Determine how many lines contain the string "image" and reply with that number alone.

#### Extracted entries
-*-

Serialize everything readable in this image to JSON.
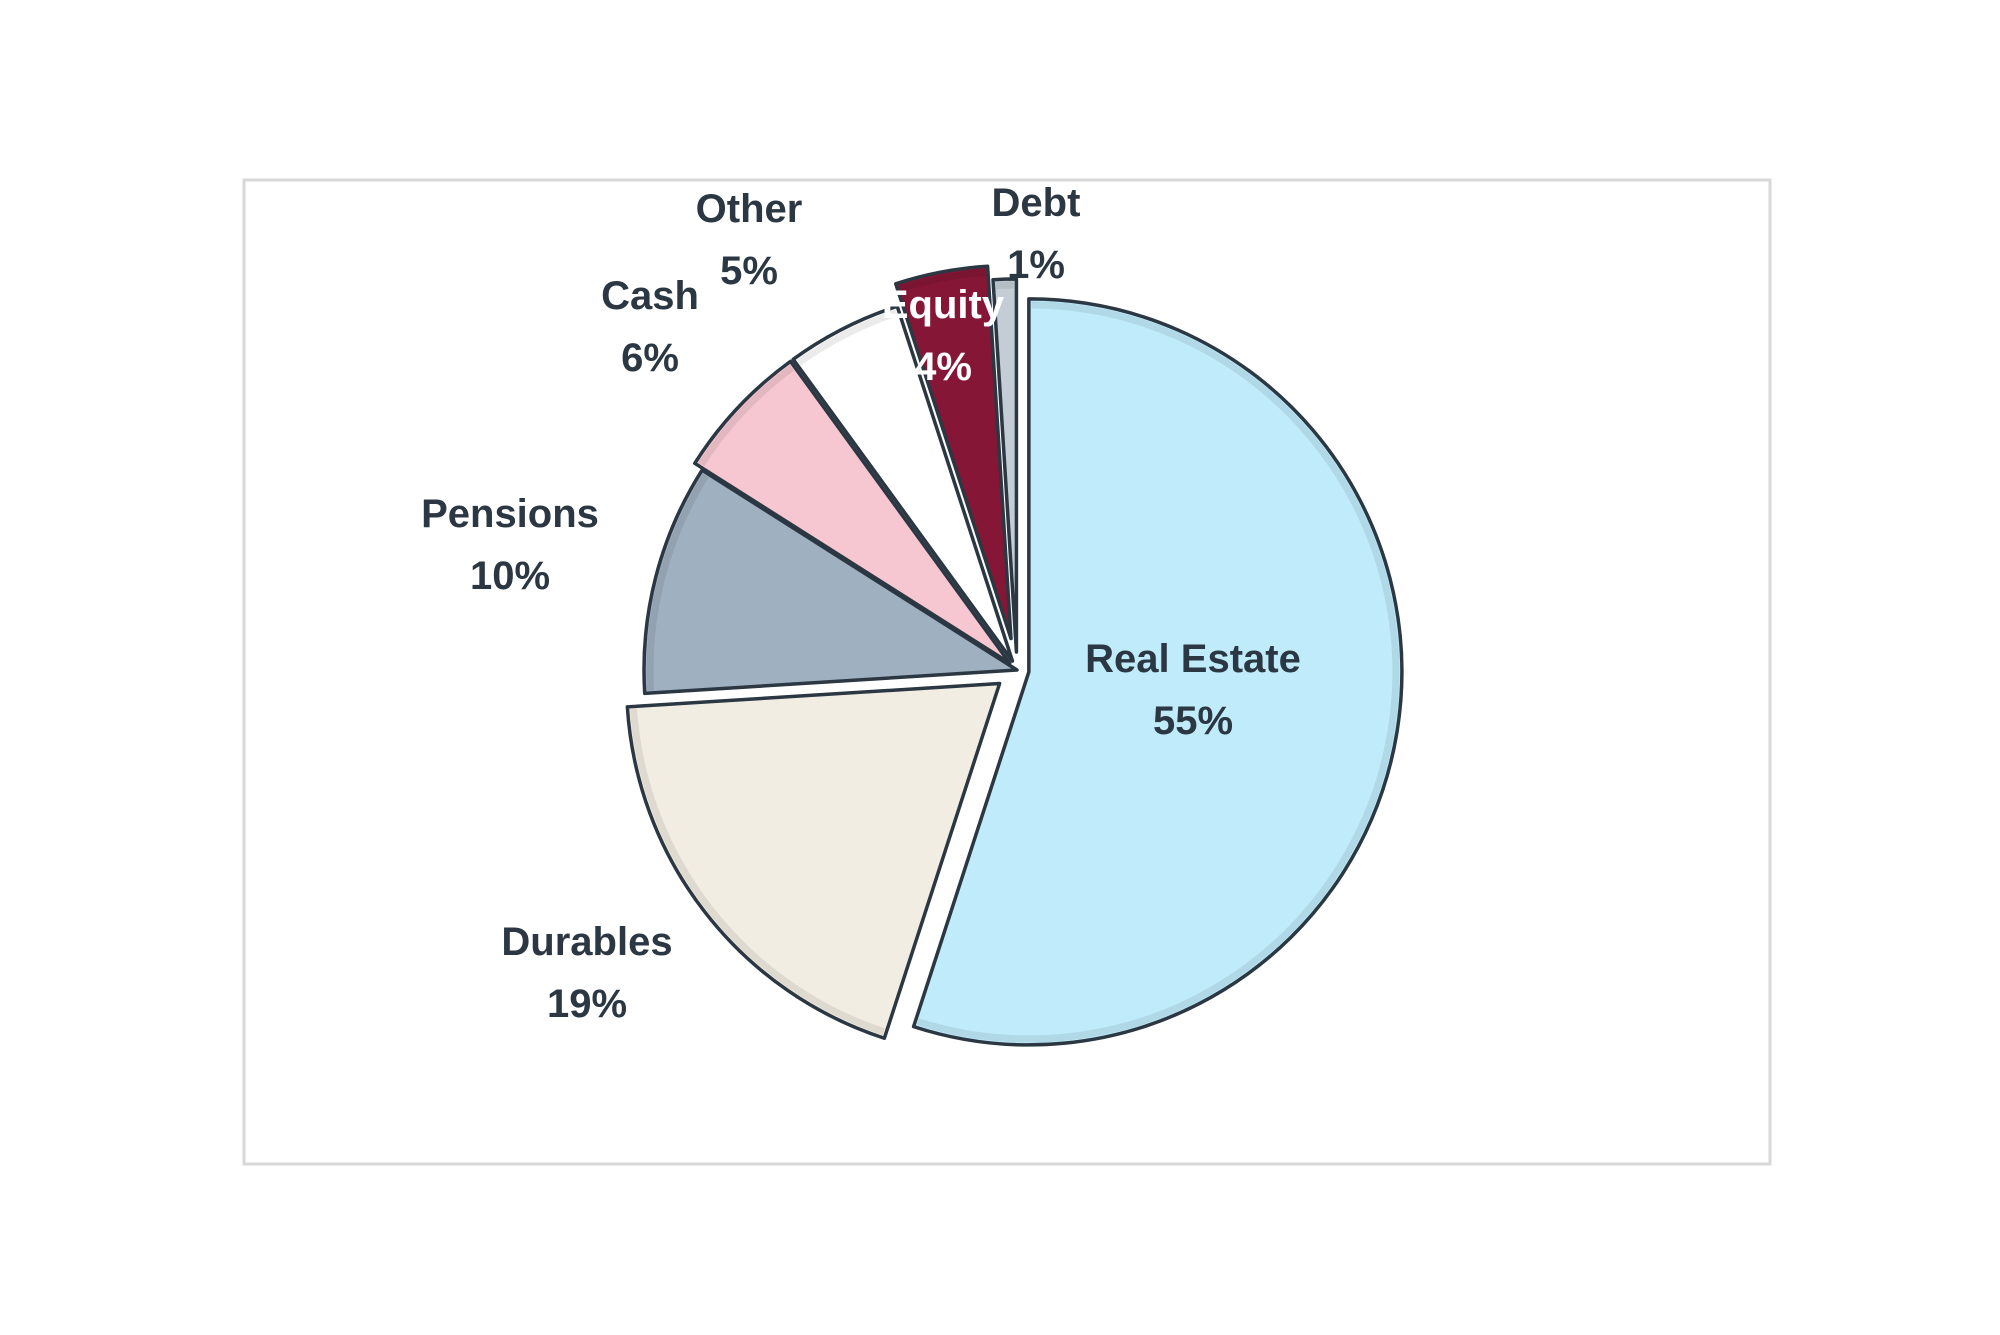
{
  "chart_data": {
    "type": "pie",
    "title": "",
    "slices": [
      {
        "label": "Real Estate",
        "value": 55,
        "pct_label": "55%",
        "color": "#BFEBFA",
        "text_color": "#2B3742"
      },
      {
        "label": "Durables",
        "value": 19,
        "pct_label": "19%",
        "color": "#F2EDE2",
        "text_color": "#2B3742"
      },
      {
        "label": "Pensions",
        "value": 10,
        "pct_label": "10%",
        "color": "#9FB0C1",
        "text_color": "#2B3742"
      },
      {
        "label": "Cash",
        "value": 6,
        "pct_label": "6%",
        "color": "#F6C7D1",
        "text_color": "#2B3742"
      },
      {
        "label": "Other",
        "value": 5,
        "pct_label": "5%",
        "color": "#FFFFFF",
        "text_color": "#2B3742"
      },
      {
        "label": "Equity",
        "value": 4,
        "pct_label": "4%",
        "color": "#851636",
        "text_color": "#FFFFFF"
      },
      {
        "label": "Debt",
        "value": 1,
        "pct_label": "1%",
        "color": "#C4CDD5",
        "text_color": "#2B3742"
      }
    ],
    "start_angle_deg": 0,
    "direction": "clockwise",
    "legend": "none",
    "border_color": "#2B3742",
    "frame_color": "#D9D9D9"
  }
}
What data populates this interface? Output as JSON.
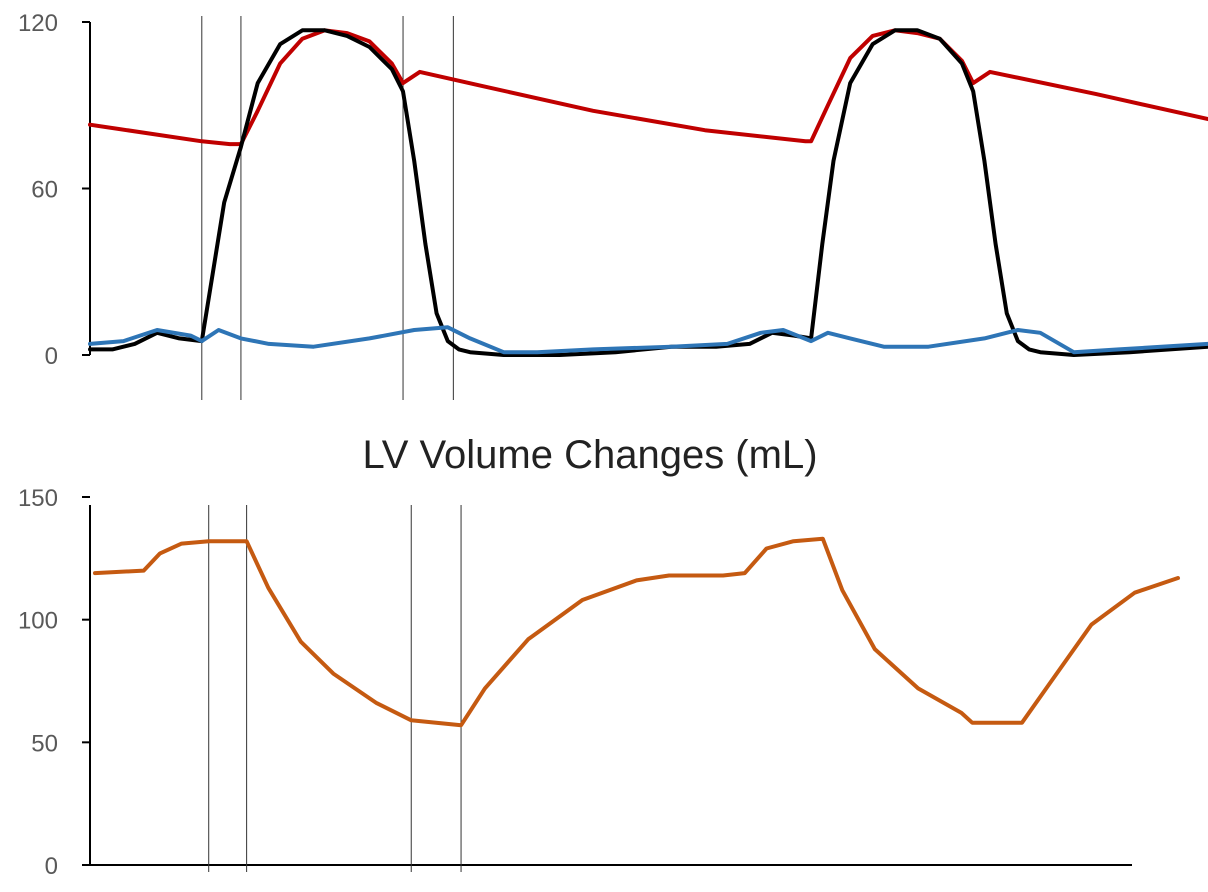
{
  "chart_data": [
    {
      "type": "line",
      "title": "",
      "xlabel": "",
      "ylabel": "",
      "ylim": [
        0,
        120
      ],
      "y_ticks": [
        "0",
        "60",
        "120"
      ],
      "grid": false,
      "legend": "none",
      "phase_markers": [
        0.1,
        0.135,
        0.28,
        0.325
      ],
      "series": [
        {
          "color": "#C00000",
          "x": [
            0.0,
            0.05,
            0.1,
            0.125,
            0.135,
            0.15,
            0.17,
            0.19,
            0.21,
            0.23,
            0.25,
            0.27,
            0.28,
            0.295,
            0.35,
            0.45,
            0.55,
            0.64,
            0.645,
            0.66,
            0.68,
            0.7,
            0.72,
            0.74,
            0.76,
            0.78,
            0.79,
            0.805,
            0.9,
            1.0
          ],
          "y": [
            83,
            80,
            77,
            76,
            76,
            88,
            105,
            114,
            117,
            116,
            113,
            105,
            98,
            102,
            97,
            88,
            81,
            77,
            77,
            90,
            107,
            115,
            117,
            116,
            114,
            106,
            98,
            102,
            94,
            85
          ]
        },
        {
          "color": "#000000",
          "x": [
            0.0,
            0.02,
            0.04,
            0.06,
            0.08,
            0.1,
            0.11,
            0.12,
            0.135,
            0.15,
            0.17,
            0.19,
            0.21,
            0.23,
            0.25,
            0.27,
            0.28,
            0.29,
            0.3,
            0.31,
            0.32,
            0.33,
            0.34,
            0.37,
            0.42,
            0.47,
            0.52,
            0.56,
            0.59,
            0.61,
            0.63,
            0.645,
            0.655,
            0.665,
            0.68,
            0.7,
            0.72,
            0.74,
            0.76,
            0.78,
            0.79,
            0.8,
            0.81,
            0.82,
            0.83,
            0.84,
            0.85,
            0.88,
            0.93,
            1.0
          ],
          "y": [
            2,
            2,
            4,
            8,
            6,
            5,
            30,
            55,
            75,
            98,
            112,
            117,
            117,
            115,
            111,
            103,
            95,
            70,
            40,
            15,
            5,
            2,
            1,
            0,
            0,
            1,
            3,
            3,
            4,
            8,
            7,
            6,
            40,
            70,
            98,
            112,
            117,
            117,
            114,
            105,
            95,
            70,
            40,
            15,
            5,
            2,
            1,
            0,
            1,
            3
          ]
        },
        {
          "color": "#2E75B6",
          "x": [
            0.0,
            0.03,
            0.06,
            0.09,
            0.1,
            0.115,
            0.135,
            0.16,
            0.2,
            0.25,
            0.29,
            0.32,
            0.34,
            0.37,
            0.4,
            0.45,
            0.52,
            0.57,
            0.6,
            0.62,
            0.645,
            0.66,
            0.68,
            0.71,
            0.75,
            0.8,
            0.83,
            0.85,
            0.88,
            0.92,
            1.0
          ],
          "y": [
            4,
            5,
            9,
            7,
            5,
            9,
            6,
            4,
            3,
            6,
            9,
            10,
            6,
            1,
            1,
            2,
            3,
            4,
            8,
            9,
            5,
            8,
            6,
            3,
            3,
            6,
            9,
            8,
            1,
            2,
            4
          ]
        }
      ]
    },
    {
      "type": "line",
      "title": "LV Volume Changes (mL)",
      "xlabel": "",
      "ylabel": "",
      "ylim": [
        0,
        150
      ],
      "y_ticks": [
        "0",
        "50",
        "100",
        "150"
      ],
      "grid": false,
      "legend": "none",
      "phase_markers": [
        0.105,
        0.14,
        0.292,
        0.338
      ],
      "series": [
        {
          "color": "#C55A11",
          "x": [
            0.0,
            0.045,
            0.06,
            0.08,
            0.105,
            0.14,
            0.16,
            0.19,
            0.22,
            0.26,
            0.292,
            0.338,
            0.36,
            0.4,
            0.45,
            0.5,
            0.53,
            0.58,
            0.6,
            0.62,
            0.645,
            0.672,
            0.69,
            0.72,
            0.76,
            0.8,
            0.81,
            0.856,
            0.88,
            0.92,
            0.96,
            1.0
          ],
          "y": [
            119,
            120,
            127,
            131,
            132,
            132,
            113,
            91,
            78,
            66,
            59,
            57,
            72,
            92,
            108,
            116,
            118,
            118,
            119,
            129,
            132,
            133,
            112,
            88,
            72,
            62,
            58,
            58,
            73,
            98,
            111,
            117
          ]
        }
      ]
    }
  ]
}
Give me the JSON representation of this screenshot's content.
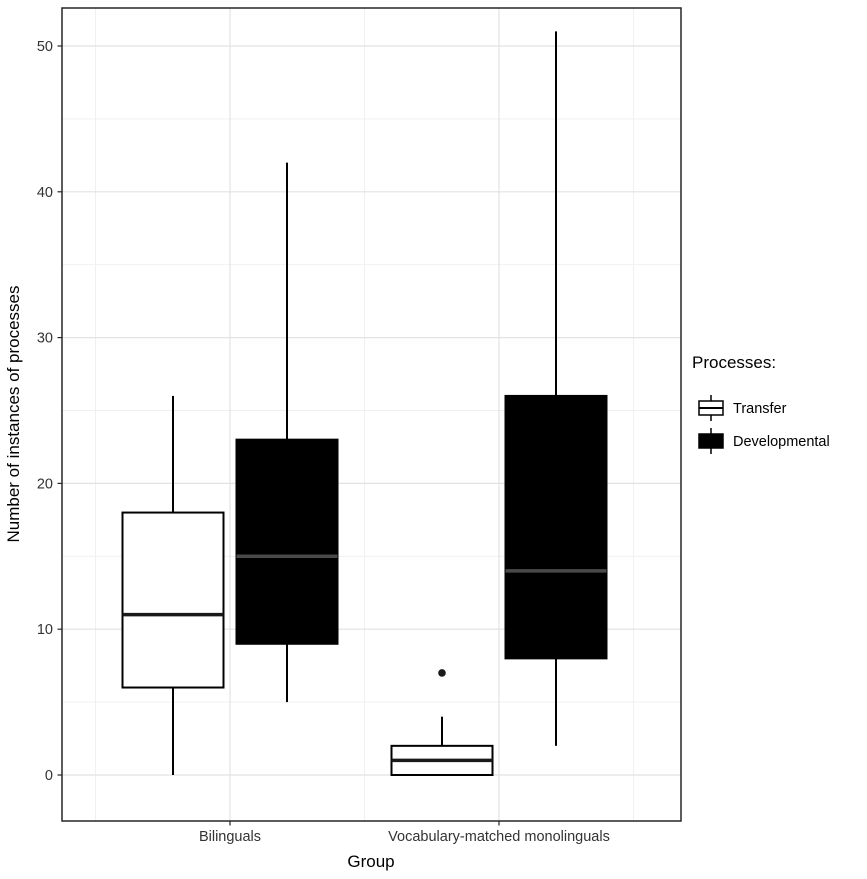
{
  "chart_data": {
    "type": "boxplot",
    "title": "",
    "xlabel": "Group",
    "ylabel": "Number of instances of processes",
    "ylim": [
      0,
      50
    ],
    "yticks": [
      0,
      10,
      20,
      30,
      40,
      50
    ],
    "yticks_minor": [
      5,
      15,
      25,
      35,
      45
    ],
    "categories": [
      "Bilinguals",
      "Vocabulary-matched monolinguals"
    ],
    "legend": {
      "title": "Processes:",
      "position": "right",
      "entries": [
        {
          "label": "Transfer",
          "fill": "#ffffff"
        },
        {
          "label": "Developmental",
          "fill": "#000000"
        }
      ]
    },
    "series": [
      {
        "name": "Transfer",
        "fill": "#ffffff",
        "boxes": [
          {
            "category": "Bilinguals",
            "whisker_low": 0,
            "q1": 6,
            "median": 11,
            "q3": 18,
            "whisker_high": 26,
            "outliers": []
          },
          {
            "category": "Vocabulary-matched monolinguals",
            "whisker_low": 0,
            "q1": 0,
            "median": 1,
            "q3": 2,
            "whisker_high": 4,
            "outliers": [
              7
            ]
          }
        ]
      },
      {
        "name": "Developmental",
        "fill": "#000000",
        "boxes": [
          {
            "category": "Bilinguals",
            "whisker_low": 5,
            "q1": 9,
            "median": 15,
            "q3": 23,
            "whisker_high": 42,
            "outliers": []
          },
          {
            "category": "Vocabulary-matched monolinguals",
            "whisker_low": 2,
            "q1": 8,
            "median": 14,
            "q3": 26,
            "whisker_high": 51,
            "outliers": []
          }
        ]
      }
    ],
    "colors": {
      "box_stroke": "#000000",
      "median_on_white": "#1a1a1a",
      "median_on_black": "#4a4a4a",
      "outlier": "#1a1a1a",
      "grid_major": "#e2e2e2",
      "grid_minor": "#efefef",
      "panel_border": "#262626",
      "tick_text": "#333333",
      "axis_title_text": "#000000",
      "panel_background": "#ffffff"
    },
    "grid": "on"
  }
}
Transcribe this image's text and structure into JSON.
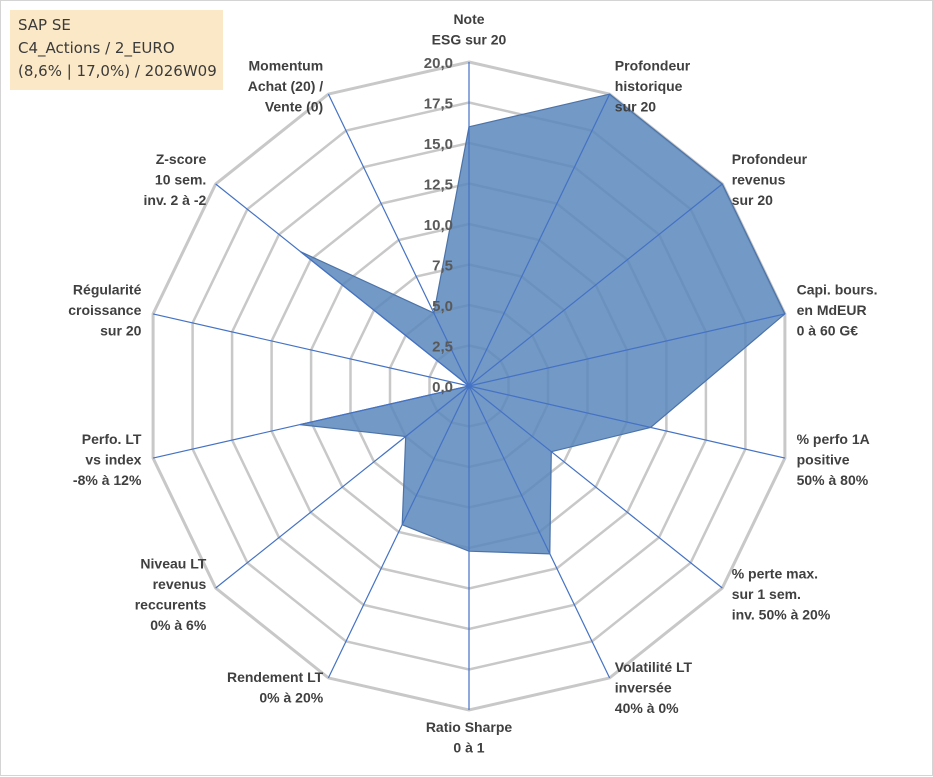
{
  "header": {
    "line1": "SAP SE",
    "line2": "C4_Actions / 2_EURO",
    "line3": "(8,6% | 17,0%) / 2026W09"
  },
  "colors": {
    "fill": "#5b87bd",
    "fill_opacity": "0.85",
    "outline": "#4c73a8",
    "spoke": "#4472c4",
    "grid": "#c8c8c8",
    "info_bg": "#fbe8c6"
  },
  "chart_data": {
    "type": "radar",
    "title": "",
    "rmin": 0,
    "rmax": 20,
    "ticks": [
      "0,0",
      "2,5",
      "5,0",
      "7,5",
      "10,0",
      "12,5",
      "15,0",
      "17,5",
      "20,0"
    ],
    "tick_values": [
      0,
      2.5,
      5,
      7.5,
      10,
      12.5,
      15,
      17.5,
      20
    ],
    "axes": [
      {
        "lines": [
          "Note",
          "ESG sur 20"
        ]
      },
      {
        "lines": [
          "Profondeur",
          "historique",
          "sur 20"
        ]
      },
      {
        "lines": [
          "Profondeur",
          "revenus",
          "sur 20"
        ]
      },
      {
        "lines": [
          "Capi. bours.",
          "en MdEUR",
          "0 à 60 G€"
        ]
      },
      {
        "lines": [
          "% perfo 1A",
          "positive",
          "50% à 80%"
        ]
      },
      {
        "lines": [
          "% perte max.",
          "sur 1 sem.",
          "inv. 50% à 20%"
        ]
      },
      {
        "lines": [
          "Volatilité LT",
          "inversée",
          "40% à 0%"
        ]
      },
      {
        "lines": [
          "Ratio Sharpe",
          "0 à 1"
        ]
      },
      {
        "lines": [
          "Rendement LT",
          "0% à 20%"
        ]
      },
      {
        "lines": [
          "Niveau LT",
          "revenus",
          "reccurents",
          "0% à 6%"
        ]
      },
      {
        "lines": [
          "Perfo. LT",
          "vs index",
          "-8% à 12%"
        ]
      },
      {
        "lines": [
          "Régularité",
          "croissance",
          "sur 20"
        ]
      },
      {
        "lines": [
          "Z-score",
          "10 sem.",
          "inv. 2 à -2"
        ]
      },
      {
        "lines": [
          "Momentum",
          "Achat (20) /",
          "Vente (0)"
        ]
      }
    ],
    "series": [
      {
        "name": "SAP SE",
        "values": [
          16,
          20,
          20,
          20,
          11.5,
          6.5,
          11.5,
          10.2,
          9.5,
          5,
          10.7,
          0,
          13.3,
          5
        ]
      }
    ]
  }
}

-*-

#### Result for this task
2